**Aim**: Collect from the data below each line with "text".

[Start]

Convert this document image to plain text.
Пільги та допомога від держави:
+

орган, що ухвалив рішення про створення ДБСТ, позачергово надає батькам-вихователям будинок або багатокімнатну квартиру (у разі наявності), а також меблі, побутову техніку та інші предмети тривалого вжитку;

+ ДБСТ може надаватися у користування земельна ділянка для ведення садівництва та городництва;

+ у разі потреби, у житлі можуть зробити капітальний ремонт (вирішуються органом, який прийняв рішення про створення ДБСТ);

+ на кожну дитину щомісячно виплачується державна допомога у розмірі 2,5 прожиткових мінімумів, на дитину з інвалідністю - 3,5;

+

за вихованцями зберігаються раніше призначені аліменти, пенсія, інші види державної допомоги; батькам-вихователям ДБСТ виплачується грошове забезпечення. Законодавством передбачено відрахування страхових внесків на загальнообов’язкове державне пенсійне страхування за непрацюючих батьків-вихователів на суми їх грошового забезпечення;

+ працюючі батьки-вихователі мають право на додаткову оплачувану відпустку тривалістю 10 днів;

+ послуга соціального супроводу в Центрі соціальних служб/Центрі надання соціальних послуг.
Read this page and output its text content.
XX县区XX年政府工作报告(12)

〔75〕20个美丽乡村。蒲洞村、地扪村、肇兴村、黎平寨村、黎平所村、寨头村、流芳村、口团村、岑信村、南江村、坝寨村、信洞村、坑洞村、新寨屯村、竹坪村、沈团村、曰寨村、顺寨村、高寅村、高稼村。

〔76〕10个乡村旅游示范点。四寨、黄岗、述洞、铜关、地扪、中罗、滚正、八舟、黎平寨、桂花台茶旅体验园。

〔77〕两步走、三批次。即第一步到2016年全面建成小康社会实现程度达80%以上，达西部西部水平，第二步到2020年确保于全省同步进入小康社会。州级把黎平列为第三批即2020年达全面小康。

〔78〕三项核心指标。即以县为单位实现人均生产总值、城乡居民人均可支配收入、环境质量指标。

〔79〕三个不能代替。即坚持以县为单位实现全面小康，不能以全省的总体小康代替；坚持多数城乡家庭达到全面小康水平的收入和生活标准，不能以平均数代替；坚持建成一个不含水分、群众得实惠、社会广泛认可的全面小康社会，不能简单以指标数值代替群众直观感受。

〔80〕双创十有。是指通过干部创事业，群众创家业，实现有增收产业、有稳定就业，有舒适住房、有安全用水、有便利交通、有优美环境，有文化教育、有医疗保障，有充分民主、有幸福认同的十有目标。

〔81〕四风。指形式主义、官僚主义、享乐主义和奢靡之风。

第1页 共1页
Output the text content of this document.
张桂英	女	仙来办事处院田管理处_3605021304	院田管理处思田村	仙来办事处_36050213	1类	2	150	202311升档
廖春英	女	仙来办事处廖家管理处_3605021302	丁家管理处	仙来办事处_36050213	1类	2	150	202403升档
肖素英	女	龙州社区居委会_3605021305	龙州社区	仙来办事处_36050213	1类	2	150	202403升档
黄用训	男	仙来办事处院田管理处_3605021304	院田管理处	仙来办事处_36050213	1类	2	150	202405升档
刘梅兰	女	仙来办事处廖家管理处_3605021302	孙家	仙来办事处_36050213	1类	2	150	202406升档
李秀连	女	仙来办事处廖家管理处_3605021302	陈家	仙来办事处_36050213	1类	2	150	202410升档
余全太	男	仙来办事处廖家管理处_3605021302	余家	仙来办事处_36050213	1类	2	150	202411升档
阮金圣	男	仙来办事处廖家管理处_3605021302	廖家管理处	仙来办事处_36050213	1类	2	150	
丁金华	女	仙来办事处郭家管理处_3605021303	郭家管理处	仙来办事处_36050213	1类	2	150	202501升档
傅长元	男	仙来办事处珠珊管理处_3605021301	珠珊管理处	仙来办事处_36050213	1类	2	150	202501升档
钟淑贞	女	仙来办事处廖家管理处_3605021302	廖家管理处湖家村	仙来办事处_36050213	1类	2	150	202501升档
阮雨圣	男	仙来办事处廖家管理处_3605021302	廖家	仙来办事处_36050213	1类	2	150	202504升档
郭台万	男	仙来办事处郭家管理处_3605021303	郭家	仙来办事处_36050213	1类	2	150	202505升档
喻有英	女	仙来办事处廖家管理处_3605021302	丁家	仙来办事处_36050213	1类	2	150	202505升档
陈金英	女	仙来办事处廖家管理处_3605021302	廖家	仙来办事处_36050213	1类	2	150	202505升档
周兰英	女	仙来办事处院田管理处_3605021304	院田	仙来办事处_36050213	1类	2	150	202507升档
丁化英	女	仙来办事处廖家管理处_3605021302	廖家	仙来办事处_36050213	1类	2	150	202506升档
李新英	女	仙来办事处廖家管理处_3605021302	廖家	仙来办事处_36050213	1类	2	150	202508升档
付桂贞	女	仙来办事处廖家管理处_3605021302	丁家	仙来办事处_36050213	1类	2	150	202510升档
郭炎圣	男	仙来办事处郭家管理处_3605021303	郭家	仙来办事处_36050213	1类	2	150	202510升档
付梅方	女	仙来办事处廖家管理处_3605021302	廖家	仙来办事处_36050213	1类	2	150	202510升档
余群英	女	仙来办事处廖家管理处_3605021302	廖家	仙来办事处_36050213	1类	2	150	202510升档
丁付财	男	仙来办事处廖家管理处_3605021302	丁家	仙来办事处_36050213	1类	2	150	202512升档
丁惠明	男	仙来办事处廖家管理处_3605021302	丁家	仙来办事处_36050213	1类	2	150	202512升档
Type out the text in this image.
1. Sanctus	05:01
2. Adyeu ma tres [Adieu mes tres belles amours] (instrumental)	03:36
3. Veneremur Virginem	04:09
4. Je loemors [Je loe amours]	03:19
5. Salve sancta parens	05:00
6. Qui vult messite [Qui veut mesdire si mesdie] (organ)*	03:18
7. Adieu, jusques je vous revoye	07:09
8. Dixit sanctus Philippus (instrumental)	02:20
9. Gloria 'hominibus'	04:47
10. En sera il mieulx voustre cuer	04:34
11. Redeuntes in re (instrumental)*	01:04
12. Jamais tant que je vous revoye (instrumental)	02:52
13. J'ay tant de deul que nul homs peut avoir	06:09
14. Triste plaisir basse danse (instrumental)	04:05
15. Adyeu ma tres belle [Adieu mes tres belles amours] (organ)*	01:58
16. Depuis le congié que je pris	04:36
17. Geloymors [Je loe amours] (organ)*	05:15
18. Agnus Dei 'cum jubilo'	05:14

[End]

**Correct answer**:
Convert this document image to plain text.
Read this page and output its text content.
Output the text content of this document.
Type out the text in this image.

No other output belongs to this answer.